Items
────────────────
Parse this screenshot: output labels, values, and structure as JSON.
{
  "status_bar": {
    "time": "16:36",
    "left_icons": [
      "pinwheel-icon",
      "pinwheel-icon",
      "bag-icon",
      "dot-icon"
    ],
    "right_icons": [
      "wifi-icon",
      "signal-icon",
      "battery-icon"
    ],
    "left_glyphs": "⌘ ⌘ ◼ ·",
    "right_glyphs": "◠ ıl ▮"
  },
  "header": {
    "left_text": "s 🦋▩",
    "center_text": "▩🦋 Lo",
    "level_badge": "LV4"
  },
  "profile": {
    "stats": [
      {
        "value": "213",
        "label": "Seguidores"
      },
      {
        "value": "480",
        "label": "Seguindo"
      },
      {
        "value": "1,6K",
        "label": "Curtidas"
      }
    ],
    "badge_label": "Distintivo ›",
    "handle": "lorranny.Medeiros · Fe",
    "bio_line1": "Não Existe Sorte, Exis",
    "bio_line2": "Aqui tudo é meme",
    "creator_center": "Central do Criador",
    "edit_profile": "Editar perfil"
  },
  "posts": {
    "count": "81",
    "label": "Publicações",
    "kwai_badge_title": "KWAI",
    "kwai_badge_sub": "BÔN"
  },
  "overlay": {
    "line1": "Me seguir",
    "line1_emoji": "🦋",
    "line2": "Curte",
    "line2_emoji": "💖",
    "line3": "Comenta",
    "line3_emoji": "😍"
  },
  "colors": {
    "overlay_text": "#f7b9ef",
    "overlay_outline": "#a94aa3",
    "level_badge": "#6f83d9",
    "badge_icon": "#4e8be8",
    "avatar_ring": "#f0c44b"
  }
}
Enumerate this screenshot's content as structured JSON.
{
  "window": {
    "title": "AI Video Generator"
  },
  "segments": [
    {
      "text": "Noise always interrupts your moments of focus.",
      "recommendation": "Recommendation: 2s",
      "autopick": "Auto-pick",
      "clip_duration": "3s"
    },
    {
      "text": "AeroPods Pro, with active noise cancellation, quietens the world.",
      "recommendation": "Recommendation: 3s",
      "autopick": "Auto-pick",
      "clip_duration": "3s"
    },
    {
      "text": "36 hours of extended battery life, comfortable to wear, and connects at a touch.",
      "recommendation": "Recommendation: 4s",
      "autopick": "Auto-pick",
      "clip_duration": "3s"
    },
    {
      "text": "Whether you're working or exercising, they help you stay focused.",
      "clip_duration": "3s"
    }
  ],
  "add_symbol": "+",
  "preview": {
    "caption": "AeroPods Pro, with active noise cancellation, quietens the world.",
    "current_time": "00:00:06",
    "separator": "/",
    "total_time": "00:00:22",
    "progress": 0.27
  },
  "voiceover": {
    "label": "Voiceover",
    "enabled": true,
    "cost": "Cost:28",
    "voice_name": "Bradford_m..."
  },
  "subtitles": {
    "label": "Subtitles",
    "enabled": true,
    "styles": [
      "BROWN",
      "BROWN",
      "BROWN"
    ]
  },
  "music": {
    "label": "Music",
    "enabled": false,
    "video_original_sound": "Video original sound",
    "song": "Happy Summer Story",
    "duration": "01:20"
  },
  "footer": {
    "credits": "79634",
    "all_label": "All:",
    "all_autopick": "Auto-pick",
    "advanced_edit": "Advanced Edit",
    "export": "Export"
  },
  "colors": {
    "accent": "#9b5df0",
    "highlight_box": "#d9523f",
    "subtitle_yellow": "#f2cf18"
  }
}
────────────────
Exercise brief
Write out every entry again exactly, please, with nothing missing.

Expected output
Parse this screenshot: output labels, values, and structure as JSON.
{
  "status_bar": {
    "time": "16:36",
    "left_icons": [
      "pinwheel-icon",
      "pinwheel-icon",
      "bag-icon",
      "dot-icon"
    ],
    "right_icons": [
      "wifi-icon",
      "signal-icon",
      "battery-icon"
    ],
    "left_glyphs": "⌘ ⌘ ◼ ·",
    "right_glyphs": "◠ ıl ▮"
  },
  "header": {
    "left_text": "s 🦋▩",
    "center_text": "▩🦋 Lo",
    "level_badge": "LV4"
  },
  "profile": {
    "stats": [
      {
        "value": "213",
        "label": "Seguidores"
      },
      {
        "value": "480",
        "label": "Seguindo"
      },
      {
        "value": "1,6K",
        "label": "Curtidas"
      }
    ],
    "badge_label": "Distintivo ›",
    "handle": "lorranny.Medeiros · Fe",
    "bio_line1": "Não Existe Sorte, Exis",
    "bio_line2": "Aqui tudo é meme",
    "creator_center": "Central do Criador",
    "edit_profile": "Editar perfil"
  },
  "posts": {
    "count": "81",
    "label": "Publicações",
    "kwai_badge_title": "KWAI",
    "kwai_badge_sub": "BÔN"
  },
  "overlay": {
    "line1": "Me seguir",
    "line1_emoji": "🦋",
    "line2": "Curte",
    "line2_emoji": "💖",
    "line3": "Comenta",
    "line3_emoji": "😍"
  },
  "colors": {
    "overlay_text": "#f7b9ef",
    "overlay_outline": "#a94aa3",
    "level_badge": "#6f83d9",
    "badge_icon": "#4e8be8",
    "avatar_ring": "#f0c44b"
  }
}
Enumerate this screenshot's content as structured JSON.
{
  "window": {
    "title": "AI Video Generator"
  },
  "segments": [
    {
      "text": "Noise always interrupts your moments of focus.",
      "recommendation": "Recommendation: 2s",
      "autopick": "Auto-pick",
      "clip_duration": "3s"
    },
    {
      "text": "AeroPods Pro, with active noise cancellation, quietens the world.",
      "recommendation": "Recommendation: 3s",
      "autopick": "Auto-pick",
      "clip_duration": "3s"
    },
    {
      "text": "36 hours of extended battery life, comfortable to wear, and connects at a touch.",
      "recommendation": "Recommendation: 4s",
      "autopick": "Auto-pick",
      "clip_duration": "3s"
    },
    {
      "text": "Whether you're working or exercising, they help you stay focused.",
      "clip_duration": "3s"
    }
  ],
  "add_symbol": "+",
  "preview": {
    "caption": "AeroPods Pro, with active noise cancellation, quietens the world.",
    "current_time": "00:00:06",
    "separator": "/",
    "total_time": "00:00:22",
    "progress": 0.27
  },
  "voiceover": {
    "label": "Voiceover",
    "enabled": true,
    "cost": "Cost:28",
    "voice_name": "Bradford_m..."
  },
  "subtitles": {
    "label": "Subtitles",
    "enabled": true,
    "styles": [
      "BROWN",
      "BROWN",
      "BROWN"
    ]
  },
  "music": {
    "label": "Music",
    "enabled": false,
    "video_original_sound": "Video original sound",
    "song": "Happy Summer Story",
    "duration": "01:20"
  },
  "footer": {
    "credits": "79634",
    "all_label": "All:",
    "all_autopick": "Auto-pick",
    "advanced_edit": "Advanced Edit",
    "export": "Export"
  },
  "colors": {
    "accent": "#9b5df0",
    "highlight_box": "#d9523f",
    "subtitle_yellow": "#f2cf18"
  }
}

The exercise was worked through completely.